==== LISTED ENTRIES

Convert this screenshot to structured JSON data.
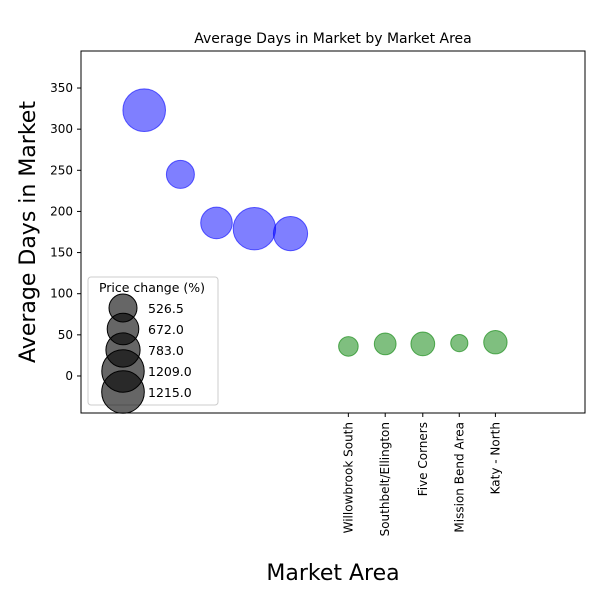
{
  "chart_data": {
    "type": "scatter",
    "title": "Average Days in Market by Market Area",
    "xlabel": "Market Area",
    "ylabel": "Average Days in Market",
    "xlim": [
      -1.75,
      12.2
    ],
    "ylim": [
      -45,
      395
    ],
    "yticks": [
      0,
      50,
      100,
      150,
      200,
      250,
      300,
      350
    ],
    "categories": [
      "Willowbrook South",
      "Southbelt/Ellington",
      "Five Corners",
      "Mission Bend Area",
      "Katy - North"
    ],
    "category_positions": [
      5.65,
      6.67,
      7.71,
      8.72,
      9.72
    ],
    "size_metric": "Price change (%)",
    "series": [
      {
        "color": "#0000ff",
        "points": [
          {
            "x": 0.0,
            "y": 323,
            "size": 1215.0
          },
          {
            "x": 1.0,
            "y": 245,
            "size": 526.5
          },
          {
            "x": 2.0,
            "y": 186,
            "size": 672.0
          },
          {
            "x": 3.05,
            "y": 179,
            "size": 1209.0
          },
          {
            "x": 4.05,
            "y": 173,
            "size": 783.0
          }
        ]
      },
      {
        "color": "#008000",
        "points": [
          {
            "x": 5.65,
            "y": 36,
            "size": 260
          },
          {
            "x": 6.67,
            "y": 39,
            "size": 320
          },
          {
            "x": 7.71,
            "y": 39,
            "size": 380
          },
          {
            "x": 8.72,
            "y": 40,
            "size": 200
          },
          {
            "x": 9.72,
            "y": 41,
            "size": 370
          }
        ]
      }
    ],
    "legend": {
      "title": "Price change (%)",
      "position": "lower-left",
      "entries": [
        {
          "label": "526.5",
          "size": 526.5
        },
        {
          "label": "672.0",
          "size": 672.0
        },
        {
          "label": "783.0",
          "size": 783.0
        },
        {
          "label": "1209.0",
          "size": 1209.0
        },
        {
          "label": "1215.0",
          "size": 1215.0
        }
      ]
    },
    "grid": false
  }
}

========

• [TASK BRIEF]
Reproduce the data word for word, excluding its pictures.

• [SOLUTION]
Convert this screenshot to structured JSON data.
{
  "chart_data": {
    "type": "scatter",
    "title": "Average Days in Market by Market Area",
    "xlabel": "Market Area",
    "ylabel": "Average Days in Market",
    "xlim": [
      -1.75,
      12.2
    ],
    "ylim": [
      -45,
      395
    ],
    "yticks": [
      0,
      50,
      100,
      150,
      200,
      250,
      300,
      350
    ],
    "categories": [
      "Willowbrook South",
      "Southbelt/Ellington",
      "Five Corners",
      "Mission Bend Area",
      "Katy - North"
    ],
    "category_positions": [
      5.65,
      6.67,
      7.71,
      8.72,
      9.72
    ],
    "size_metric": "Price change (%)",
    "series": [
      {
        "color": "#0000ff",
        "points": [
          {
            "x": 0.0,
            "y": 323,
            "size": 1215.0
          },
          {
            "x": 1.0,
            "y": 245,
            "size": 526.5
          },
          {
            "x": 2.0,
            "y": 186,
            "size": 672.0
          },
          {
            "x": 3.05,
            "y": 179,
            "size": 1209.0
          },
          {
            "x": 4.05,
            "y": 173,
            "size": 783.0
          }
        ]
      },
      {
        "color": "#008000",
        "points": [
          {
            "x": 5.65,
            "y": 36,
            "size": 260
          },
          {
            "x": 6.67,
            "y": 39,
            "size": 320
          },
          {
            "x": 7.71,
            "y": 39,
            "size": 380
          },
          {
            "x": 8.72,
            "y": 40,
            "size": 200
          },
          {
            "x": 9.72,
            "y": 41,
            "size": 370
          }
        ]
      }
    ],
    "legend": {
      "title": "Price change (%)",
      "position": "lower-left",
      "entries": [
        {
          "label": "526.5",
          "size": 526.5
        },
        {
          "label": "672.0",
          "size": 672.0
        },
        {
          "label": "783.0",
          "size": 783.0
        },
        {
          "label": "1209.0",
          "size": 1209.0
        },
        {
          "label": "1215.0",
          "size": 1215.0
        }
      ]
    },
    "grid": false
  }
}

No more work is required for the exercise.